Aim | Check each line for the word "JSON" and give how many have it. Say nothing else.

>> START Information shown

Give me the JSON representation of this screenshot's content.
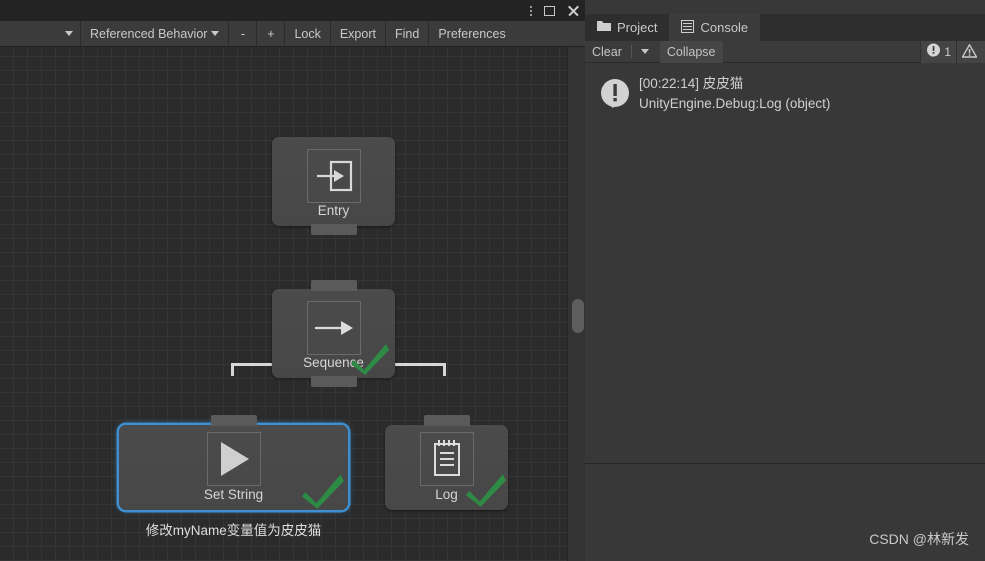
{
  "window": {
    "controls": [
      {
        "name": "kebab-menu-icon",
        "label": "⋮"
      },
      {
        "name": "maximize-icon",
        "label": "□"
      },
      {
        "name": "close-icon",
        "label": "✕"
      }
    ]
  },
  "graph_toolbar": {
    "behavior_dropdown_value": "",
    "referenced_behaviors_label": "Referenced Behavior",
    "zoom_out_label": "-",
    "zoom_in_label": "+",
    "lock_label": "Lock",
    "export_label": "Export",
    "find_label": "Find",
    "preferences_label": "Preferences"
  },
  "graph": {
    "nodes": [
      {
        "id": "entry",
        "label": "Entry",
        "icon": "enter-arrow-icon",
        "selected": false,
        "checked": false,
        "caption": ""
      },
      {
        "id": "sequence",
        "label": "Sequence",
        "icon": "right-arrow-icon",
        "selected": false,
        "checked": true,
        "caption": ""
      },
      {
        "id": "set-string",
        "label": "Set String",
        "icon": "play-triangle-icon",
        "selected": true,
        "checked": true,
        "caption": "修改myName变量值为皮皮猫"
      },
      {
        "id": "log",
        "label": "Log",
        "icon": "notepad-icon",
        "selected": false,
        "checked": true,
        "caption": ""
      }
    ]
  },
  "console": {
    "tabs": [
      {
        "label": "Project",
        "icon": "folder-icon",
        "active": false
      },
      {
        "label": "Console",
        "icon": "console-icon",
        "active": true
      }
    ],
    "toolbar": {
      "clear_label": "Clear",
      "collapse_label": "Collapse"
    },
    "counters": [
      {
        "name": "log-count",
        "icon": "log-badge-icon",
        "value": "1"
      },
      {
        "name": "warning-count",
        "icon": "warning-triangle-icon",
        "value": ""
      }
    ],
    "entries": [
      {
        "icon": "log-badge-icon",
        "line1": "[00:22:14] 皮皮猫",
        "line2": "UnityEngine.Debug:Log (object)"
      }
    ]
  },
  "annotation": {
    "arrow_color": "#ee1f26"
  },
  "watermark": {
    "text": "CSDN @林新发"
  },
  "colors": {
    "accent_selection": "#3d8fd1",
    "check_green": "#2e8b45",
    "panel_bg": "#383838",
    "canvas_bg": "#2b2b2b"
  }
}
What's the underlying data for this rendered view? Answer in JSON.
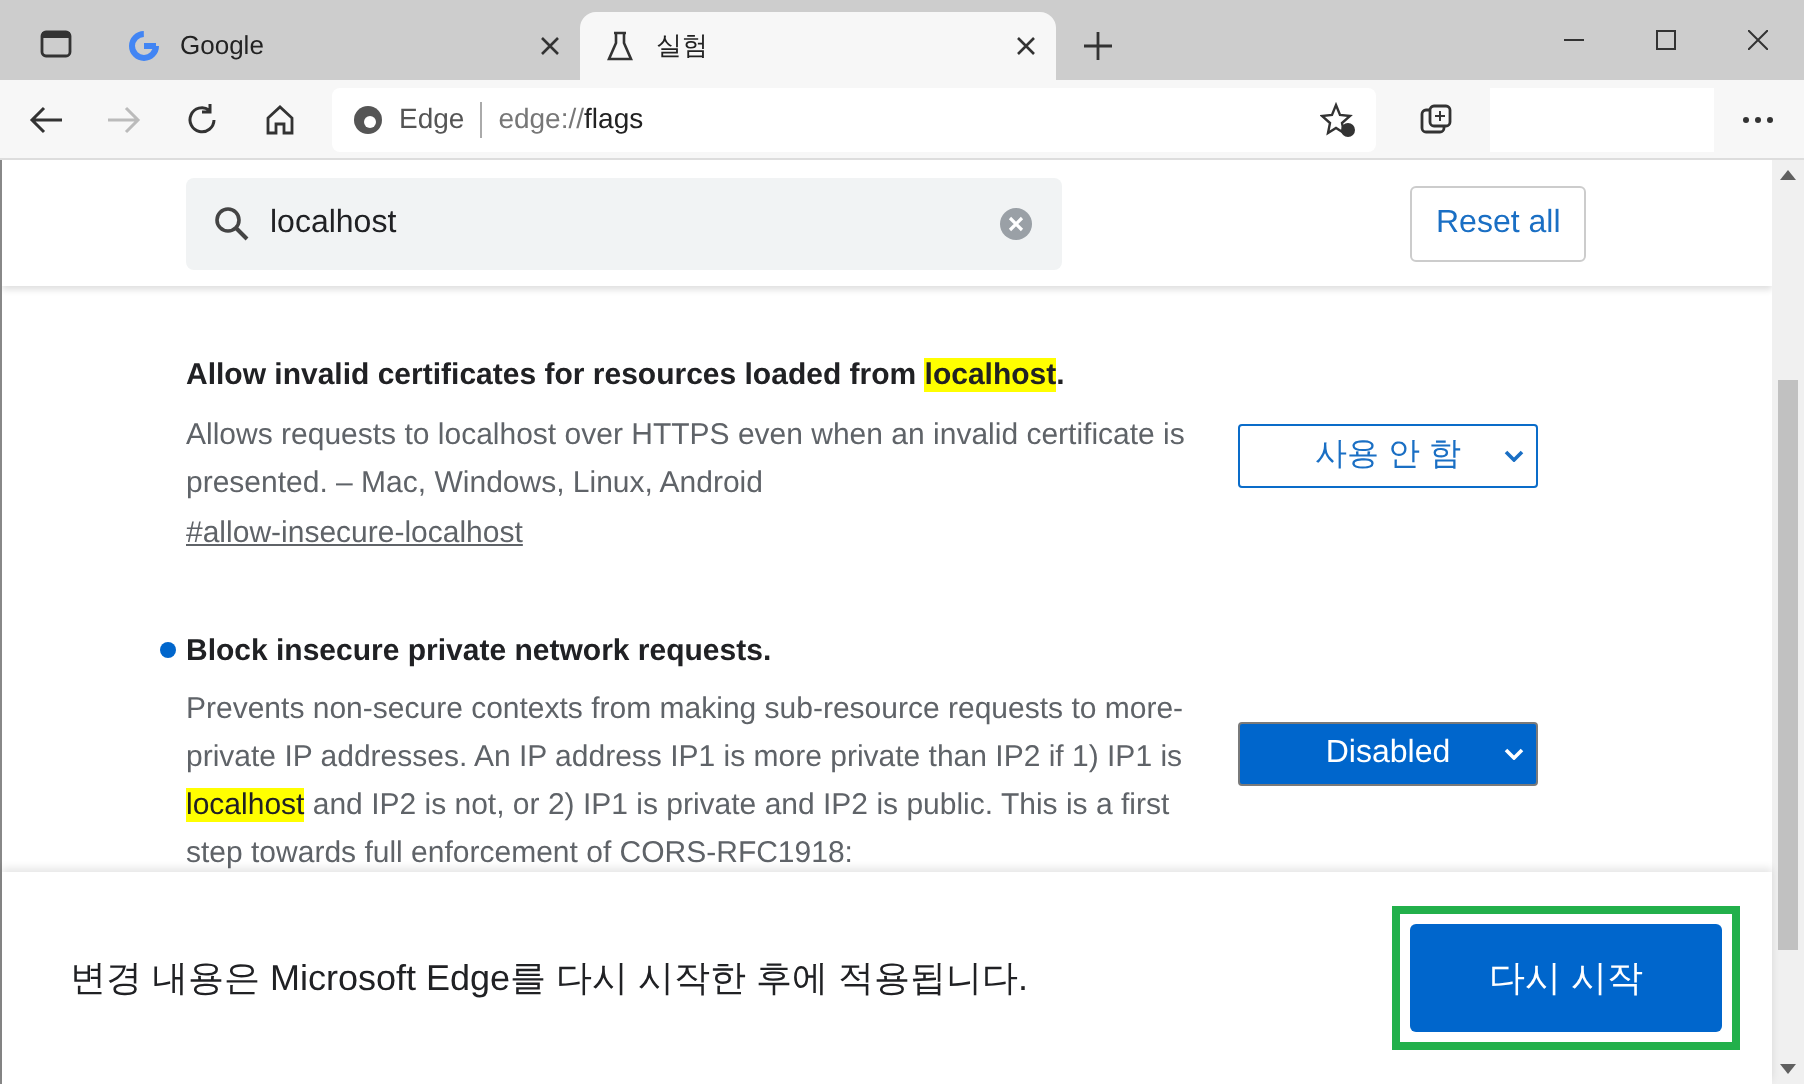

>> END Information shown

Answer to the exercise | 2